◆ **WHAT YOU SHOULD DO**: Return the material word for word. Do not include the pictures.

begin DATA FOR THIS EXERCISE

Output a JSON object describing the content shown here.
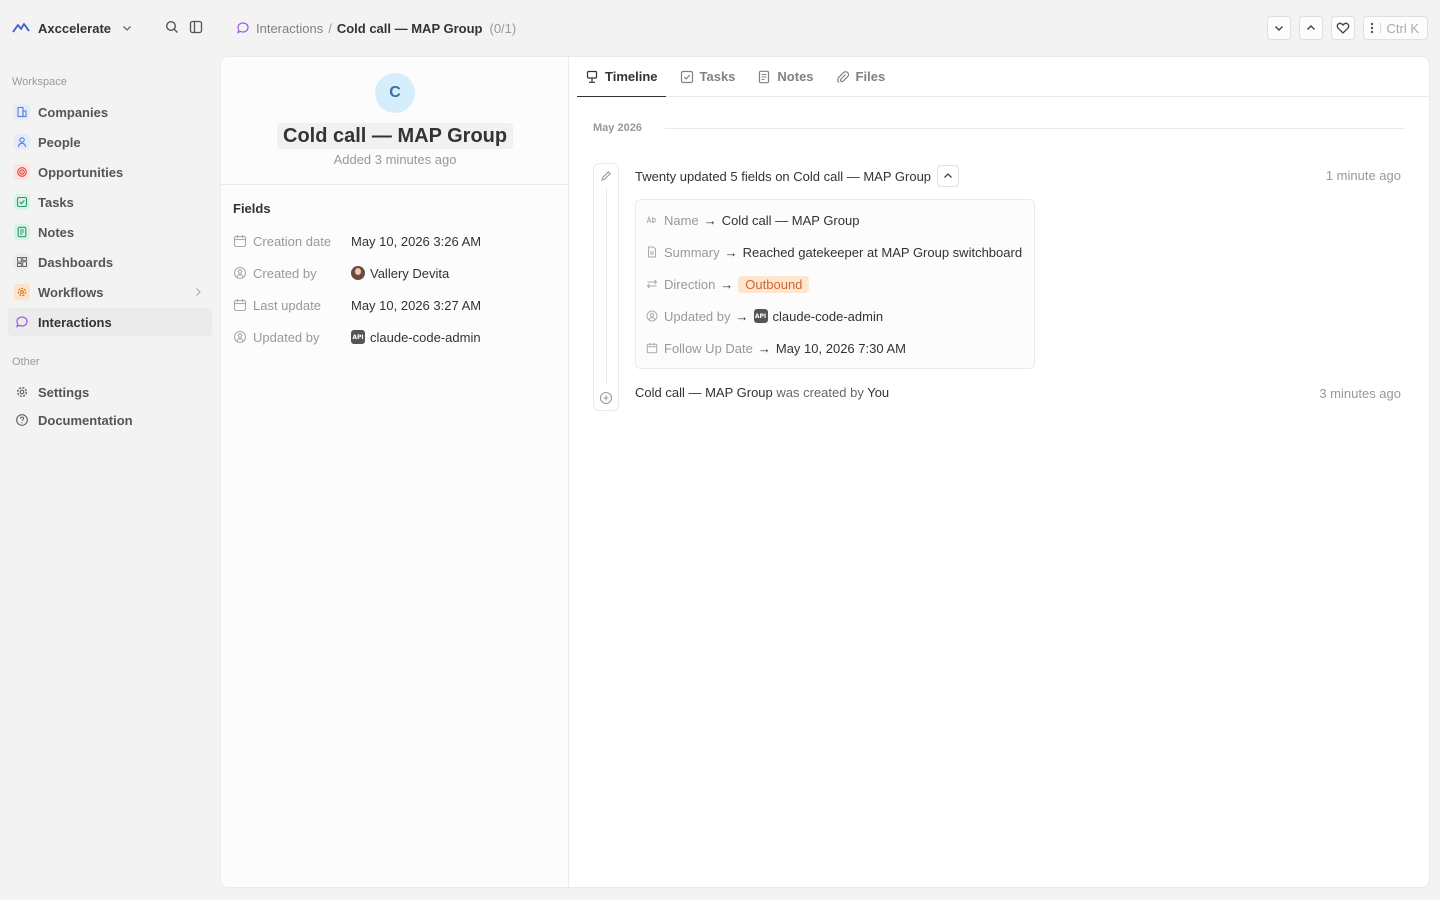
{
  "app": {
    "workspace_name": "Axccelerate"
  },
  "breadcrumb": {
    "parent": "Interactions",
    "separator": "/",
    "current": "Cold call — MAP Group",
    "count": "(0/1)"
  },
  "topbar": {
    "command_shortcut": "Ctrl K"
  },
  "sidebar": {
    "workspace_label": "Workspace",
    "other_label": "Other",
    "items": [
      {
        "label": "Companies",
        "icon": "building-icon",
        "color": "#5a7fd6",
        "bg": "#e4ecfb"
      },
      {
        "label": "People",
        "icon": "user-icon",
        "color": "#5a7fd6",
        "bg": "#e4ecfb"
      },
      {
        "label": "Opportunities",
        "icon": "target-icon",
        "color": "#e0463c",
        "bg": "#fde3e1"
      },
      {
        "label": "Tasks",
        "icon": "checkbox-icon",
        "color": "#2e9a6a",
        "bg": "#d9f2e6"
      },
      {
        "label": "Notes",
        "icon": "notes-icon",
        "color": "#2e9a6a",
        "bg": "#d9f2e6"
      },
      {
        "label": "Dashboards",
        "icon": "dashboard-icon",
        "color": "#666666",
        "bg": "#ececec"
      },
      {
        "label": "Workflows",
        "icon": "settings-automation-icon",
        "color": "#e37a1f",
        "bg": "#fde3cc"
      },
      {
        "label": "Interactions",
        "icon": "message-icon",
        "color": "#9b5ae0",
        "bg": "transparent",
        "active": true
      }
    ],
    "other_items": [
      {
        "label": "Settings",
        "icon": "gear-icon"
      },
      {
        "label": "Documentation",
        "icon": "help-circle-icon"
      }
    ]
  },
  "record": {
    "avatar_letter": "C",
    "title": "Cold call — MAP Group",
    "subtitle": "Added 3 minutes ago",
    "fields_title": "Fields",
    "fields": [
      {
        "label": "Creation date",
        "value": "May 10, 2026 3:26 AM"
      },
      {
        "label": "Created by",
        "value": "Vallery Devita"
      },
      {
        "label": "Last update",
        "value": "May 10, 2026 3:27 AM"
      },
      {
        "label": "Updated by",
        "value": "claude-code-admin"
      }
    ]
  },
  "tabs": [
    {
      "label": "Timeline",
      "icon": "timeline-icon",
      "active": true
    },
    {
      "label": "Tasks",
      "icon": "checkbox-icon"
    },
    {
      "label": "Notes",
      "icon": "notes-icon"
    },
    {
      "label": "Files",
      "icon": "paperclip-icon"
    }
  ],
  "timeline": {
    "month": "May 2026",
    "event1": {
      "title": "Twenty updated 5 fields on Cold call — MAP Group",
      "time": "1 minute ago",
      "changes": [
        {
          "label": "Name",
          "value": "Cold call — MAP Group"
        },
        {
          "label": "Summary",
          "value": "Reached gatekeeper at MAP Group switchboard"
        },
        {
          "label": "Direction",
          "value": "Outbound"
        },
        {
          "label": "Updated by",
          "value": "claude-code-admin"
        },
        {
          "label": "Follow Up Date",
          "value": "May 10, 2026 7:30 AM"
        }
      ]
    },
    "event2": {
      "subject": "Cold call — MAP Group",
      "action": "was created by",
      "actor": "You",
      "time": "3 minutes ago"
    },
    "arrow": "→",
    "api_badge": "API"
  },
  "colors": {
    "accent_orange_bg": "#fde7d2",
    "accent_orange_text": "#d9622b",
    "avatar_bg": "#d6eefc"
  }
}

end DATA FOR THIS EXERCISE

◆ **SOLUTION FOR THIS TASK**:
Output a JSON object describing the content shown here.
{
  "app": {
    "workspace_name": "Axccelerate"
  },
  "breadcrumb": {
    "parent": "Interactions",
    "separator": "/",
    "current": "Cold call — MAP Group",
    "count": "(0/1)"
  },
  "topbar": {
    "command_shortcut": "Ctrl K"
  },
  "sidebar": {
    "workspace_label": "Workspace",
    "other_label": "Other",
    "items": [
      {
        "label": "Companies",
        "icon": "building-icon",
        "color": "#5a7fd6",
        "bg": "#e4ecfb"
      },
      {
        "label": "People",
        "icon": "user-icon",
        "color": "#5a7fd6",
        "bg": "#e4ecfb"
      },
      {
        "label": "Opportunities",
        "icon": "target-icon",
        "color": "#e0463c",
        "bg": "#fde3e1"
      },
      {
        "label": "Tasks",
        "icon": "checkbox-icon",
        "color": "#2e9a6a",
        "bg": "#d9f2e6"
      },
      {
        "label": "Notes",
        "icon": "notes-icon",
        "color": "#2e9a6a",
        "bg": "#d9f2e6"
      },
      {
        "label": "Dashboards",
        "icon": "dashboard-icon",
        "color": "#666666",
        "bg": "#ececec"
      },
      {
        "label": "Workflows",
        "icon": "settings-automation-icon",
        "color": "#e37a1f",
        "bg": "#fde3cc"
      },
      {
        "label": "Interactions",
        "icon": "message-icon",
        "color": "#9b5ae0",
        "bg": "transparent",
        "active": true
      }
    ],
    "other_items": [
      {
        "label": "Settings",
        "icon": "gear-icon"
      },
      {
        "label": "Documentation",
        "icon": "help-circle-icon"
      }
    ]
  },
  "record": {
    "avatar_letter": "C",
    "title": "Cold call — MAP Group",
    "subtitle": "Added 3 minutes ago",
    "fields_title": "Fields",
    "fields": [
      {
        "label": "Creation date",
        "value": "May 10, 2026 3:26 AM"
      },
      {
        "label": "Created by",
        "value": "Vallery Devita"
      },
      {
        "label": "Last update",
        "value": "May 10, 2026 3:27 AM"
      },
      {
        "label": "Updated by",
        "value": "claude-code-admin"
      }
    ]
  },
  "tabs": [
    {
      "label": "Timeline",
      "icon": "timeline-icon",
      "active": true
    },
    {
      "label": "Tasks",
      "icon": "checkbox-icon"
    },
    {
      "label": "Notes",
      "icon": "notes-icon"
    },
    {
      "label": "Files",
      "icon": "paperclip-icon"
    }
  ],
  "timeline": {
    "month": "May 2026",
    "event1": {
      "title": "Twenty updated 5 fields on Cold call — MAP Group",
      "time": "1 minute ago",
      "changes": [
        {
          "label": "Name",
          "value": "Cold call — MAP Group"
        },
        {
          "label": "Summary",
          "value": "Reached gatekeeper at MAP Group switchboard"
        },
        {
          "label": "Direction",
          "value": "Outbound"
        },
        {
          "label": "Updated by",
          "value": "claude-code-admin"
        },
        {
          "label": "Follow Up Date",
          "value": "May 10, 2026 7:30 AM"
        }
      ]
    },
    "event2": {
      "subject": "Cold call — MAP Group",
      "action": "was created by",
      "actor": "You",
      "time": "3 minutes ago"
    },
    "arrow": "→",
    "api_badge": "API"
  },
  "colors": {
    "accent_orange_bg": "#fde7d2",
    "accent_orange_text": "#d9622b",
    "avatar_bg": "#d6eefc"
  }
}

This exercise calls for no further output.